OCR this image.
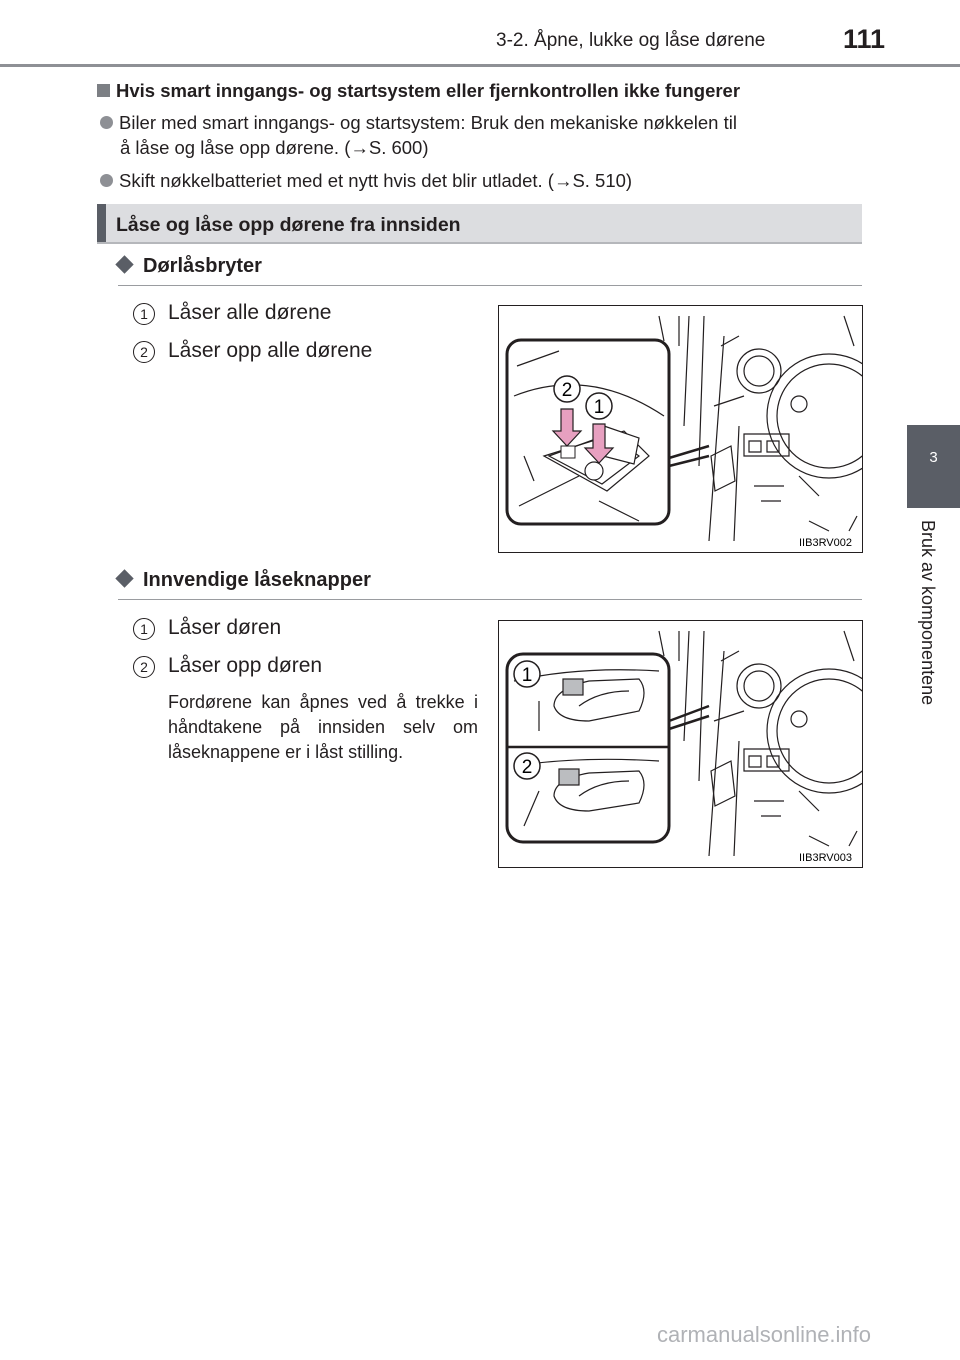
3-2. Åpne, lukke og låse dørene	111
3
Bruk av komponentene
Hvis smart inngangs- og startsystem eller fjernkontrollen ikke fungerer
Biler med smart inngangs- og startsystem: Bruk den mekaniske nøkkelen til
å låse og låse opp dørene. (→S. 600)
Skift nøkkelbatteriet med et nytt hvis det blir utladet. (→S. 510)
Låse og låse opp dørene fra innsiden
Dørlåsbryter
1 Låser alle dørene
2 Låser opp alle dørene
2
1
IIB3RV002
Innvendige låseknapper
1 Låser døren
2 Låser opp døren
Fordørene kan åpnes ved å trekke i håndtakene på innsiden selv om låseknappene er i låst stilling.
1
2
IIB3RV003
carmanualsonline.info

■ ■ ■ ■ ■

STATED PROBLEM:
Transcribe the entries above verbatim, omitting their pictures.

ANSWER BELOW:
OCR this image.
3-2. Åpne, lukke og låse dørene	111
3
Bruk av komponentene
Hvis smart inngangs- og startsystem eller fjernkontrollen ikke fungerer
Biler med smart inngangs- og startsystem: Bruk den mekaniske nøkkelen til
å låse og låse opp dørene. (→S. 600)
Skift nøkkelbatteriet med et nytt hvis det blir utladet. (→S. 510)
Låse og låse opp dørene fra innsiden
Dørlåsbryter
1 Låser alle dørene
2 Låser opp alle dørene
2
1
IIB3RV002
Innvendige låseknapper
1 Låser døren
2 Låser opp døren
Fordørene kan åpnes ved å trekke i håndtakene på innsiden selv om låseknappene er i låst stilling.
1
2
IIB3RV003
carmanualsonline.info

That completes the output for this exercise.